═════ The data ═════

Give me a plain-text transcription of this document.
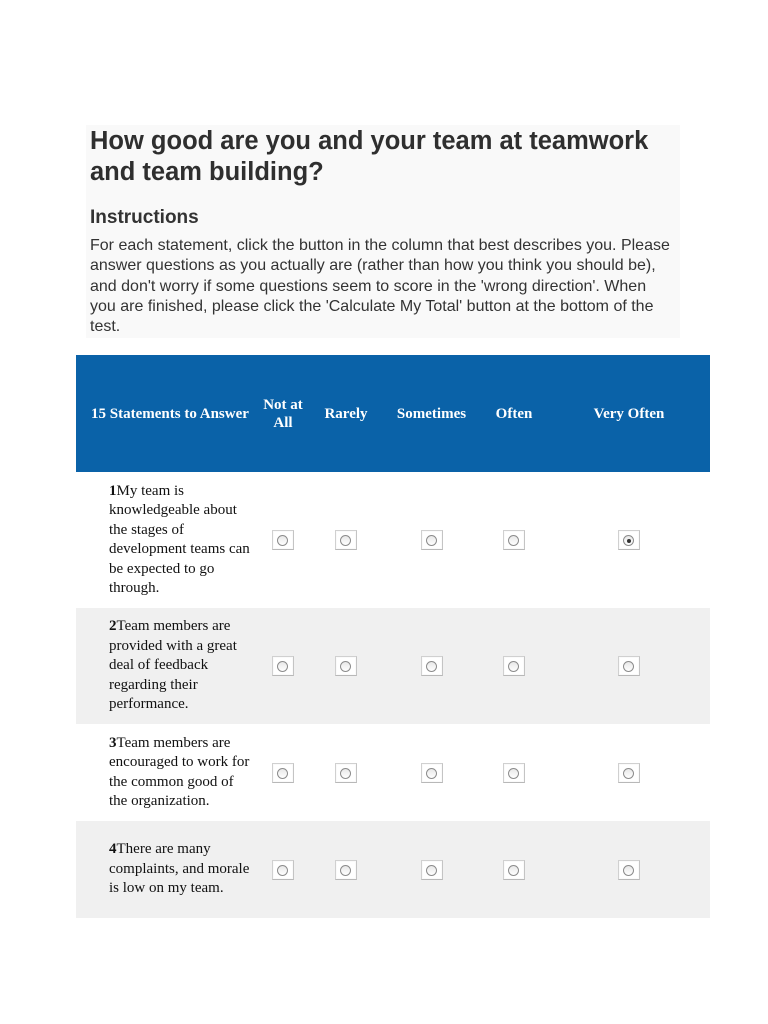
How good are you and your team at teamwork and team building?
Instructions

For each statement, click the button in the column that best describes you. Please answer questions as you actually are (rather than how you think you should be), and don't worry if some questions seem to score in the 'wrong direction'. When you are finished, please click the 'Calculate My Total' button at the bottom of the test.

15 Statements to Answer	Not at All	Rarely	Sometimes	Often	Very Often
1My team is knowledgeable about the stages of development teams can be expected to go through.	

2Team members are provided with a great deal of feedback regarding their performance.	

3Team members are encouraged to work for the common good of the organization.	

4There are many complaints, and morale is low on my team.	
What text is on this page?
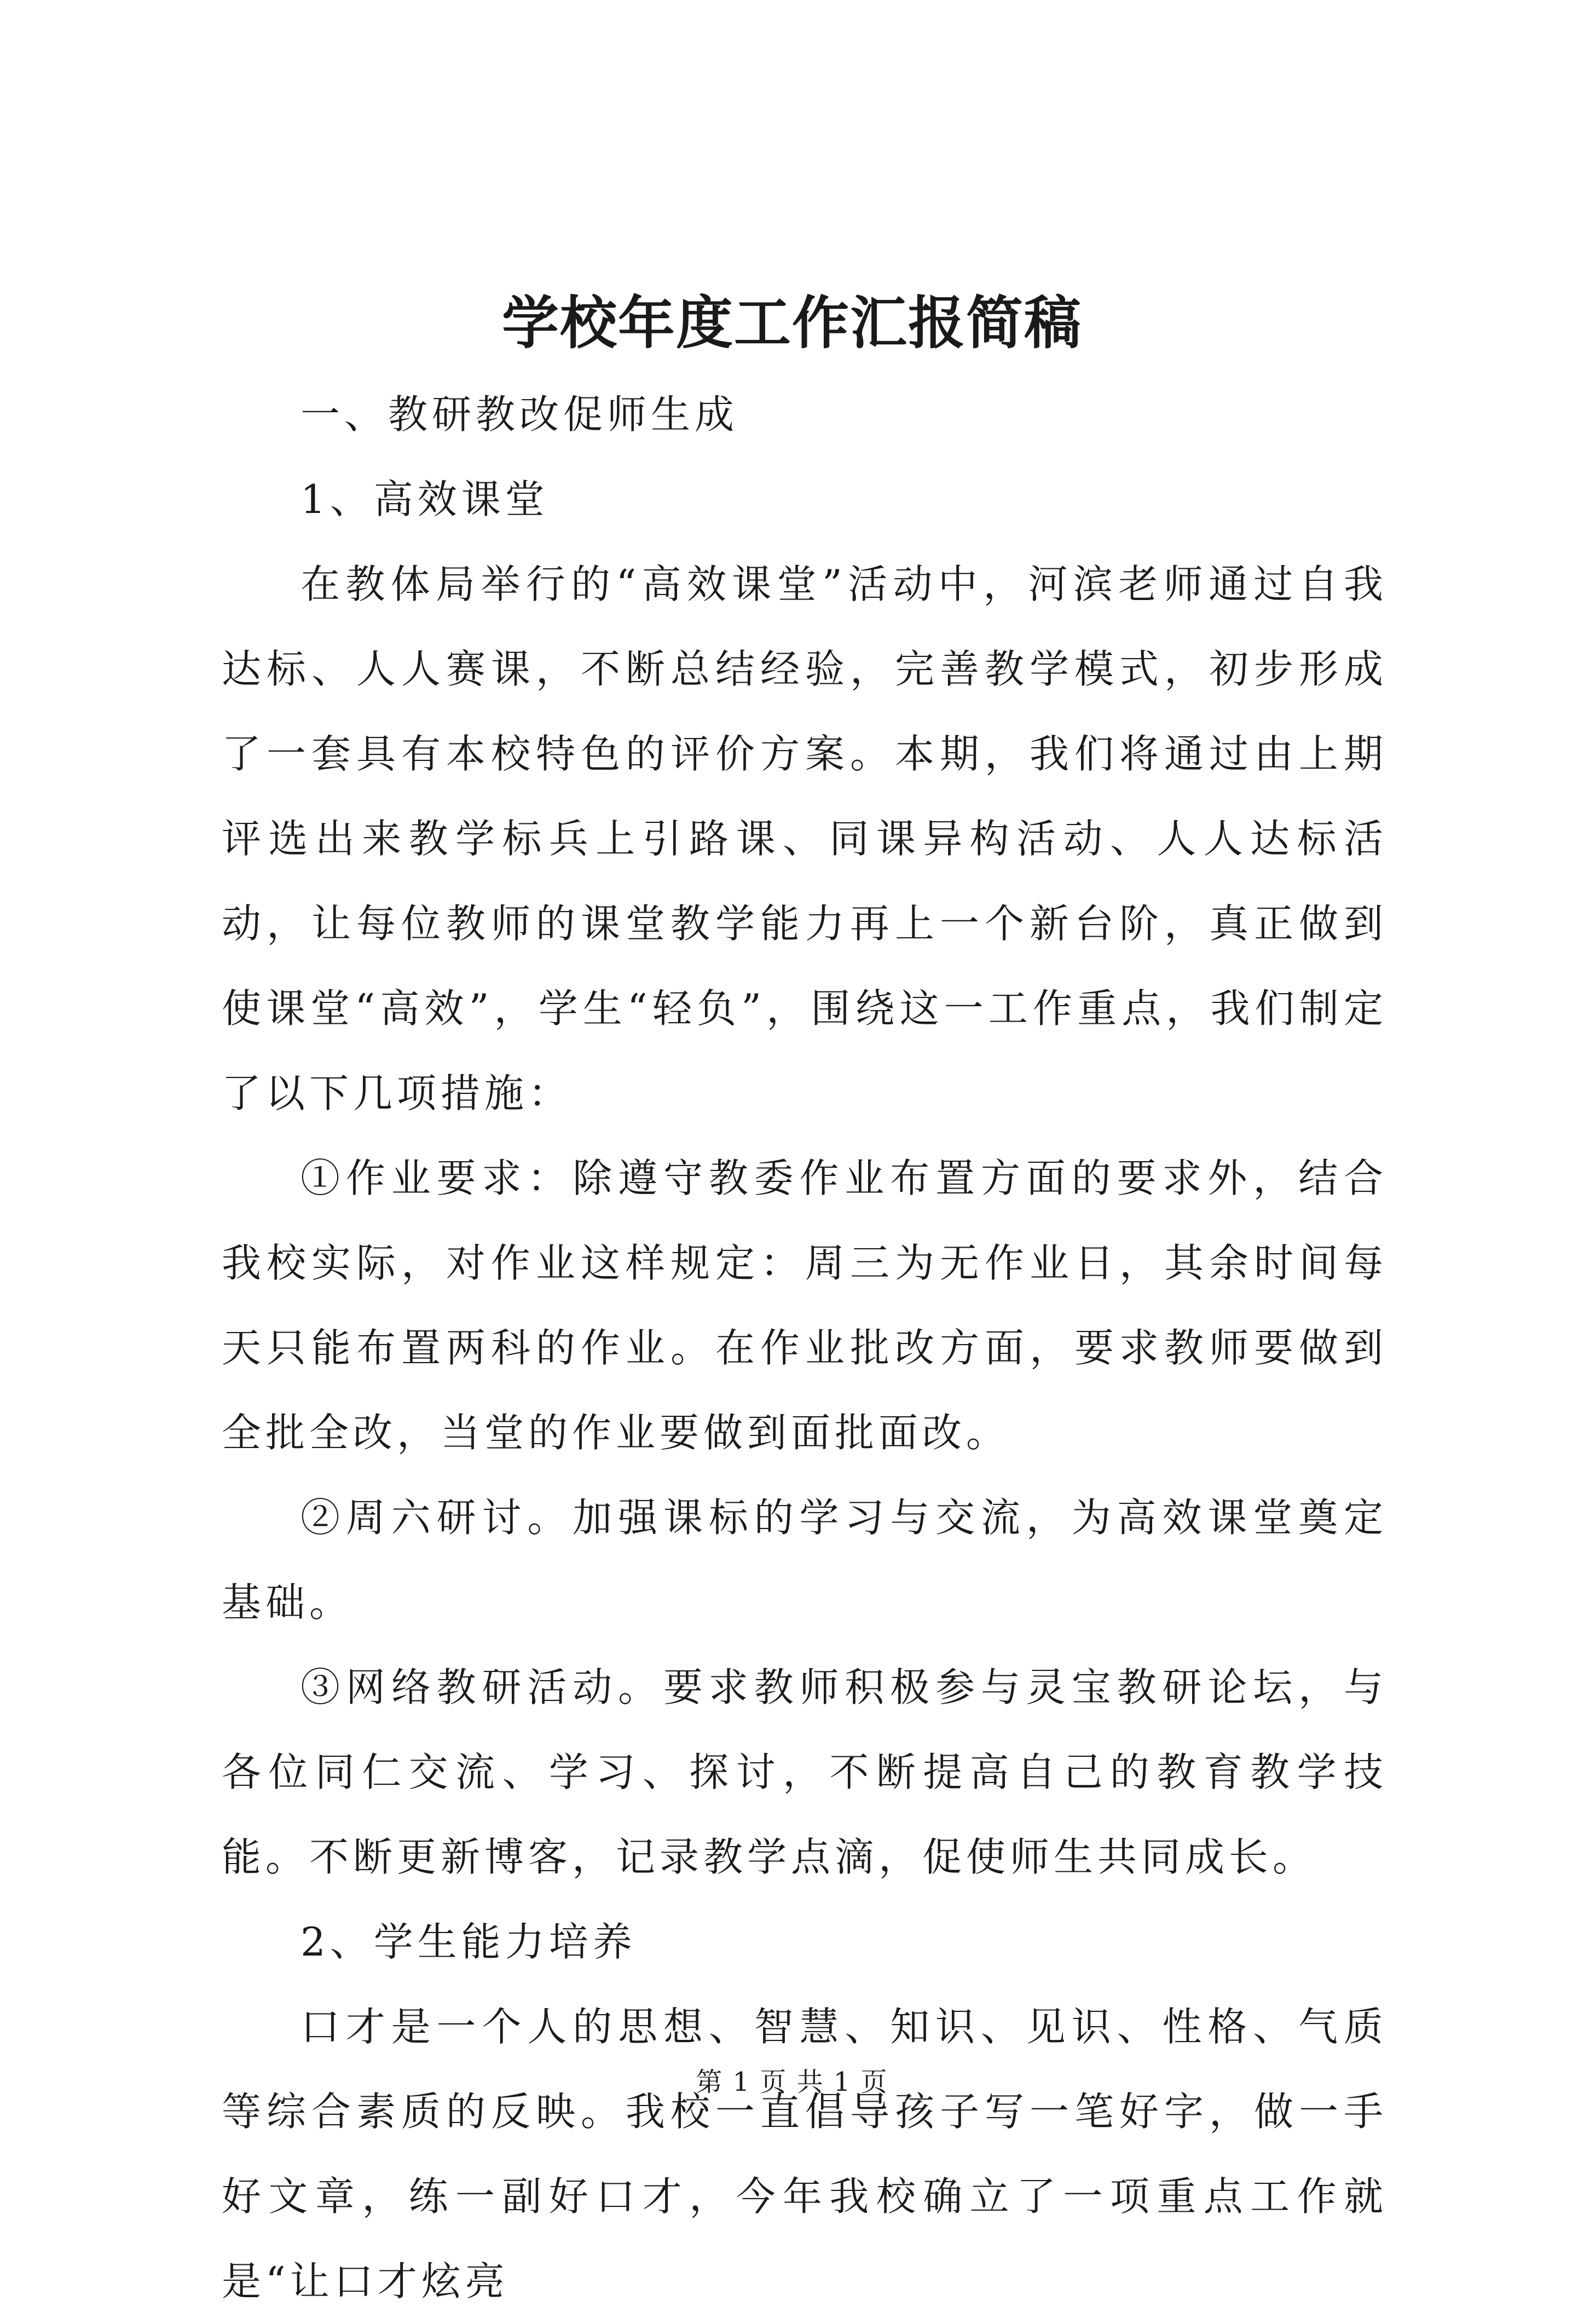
学校年度工作汇报简稿

一、教研教改促师生成

1、高效课堂

在教体局举行的“高效课堂”活动中，河滨老师通过自我达标、人人赛课，不断总结经验，完善教学模式，初步形成了一套具有本校特色的评价方案。本期，我们将通过由上期评选出来教学标兵上引路课、同课异构活动、人人达标活动，让每位教师的课堂教学能力再上一个新台阶，真正做到使课堂“高效”，学生“轻负”，围绕这一工作重点，我们制定了以下几项措施：

①作业要求：除遵守教委作业布置方面的要求外，结合我校实际，对作业这样规定：周三为无作业日，其余时间每天只能布置两科的作业。在作业批改方面，要求教师要做到全批全改，当堂的作业要做到面批面改。

②周六研讨。加强课标的学习与交流，为高效课堂奠定基础。

③网络教研活动。要求教师积极参与灵宝教研论坛，与各位同仁交流、学习、探讨，不断提高自己的教育教学技能。不断更新博客，记录教学点滴，促使师生共同成长。

2、学生能力培养

口才是一个人的思想、智慧、知识、见识、性格、气质等综合素质的反映。我校一直倡导孩子写一笔好字，做一手好文章，练一副好口才，今年我校确立了一项重点工作就是“让口才炫亮

第 1 页 共 1 页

═════

What is required | Copy every line of the listing that contains the word "this".

Problem solution |
Give me a plain-text transcription of this document.
What text is on this page?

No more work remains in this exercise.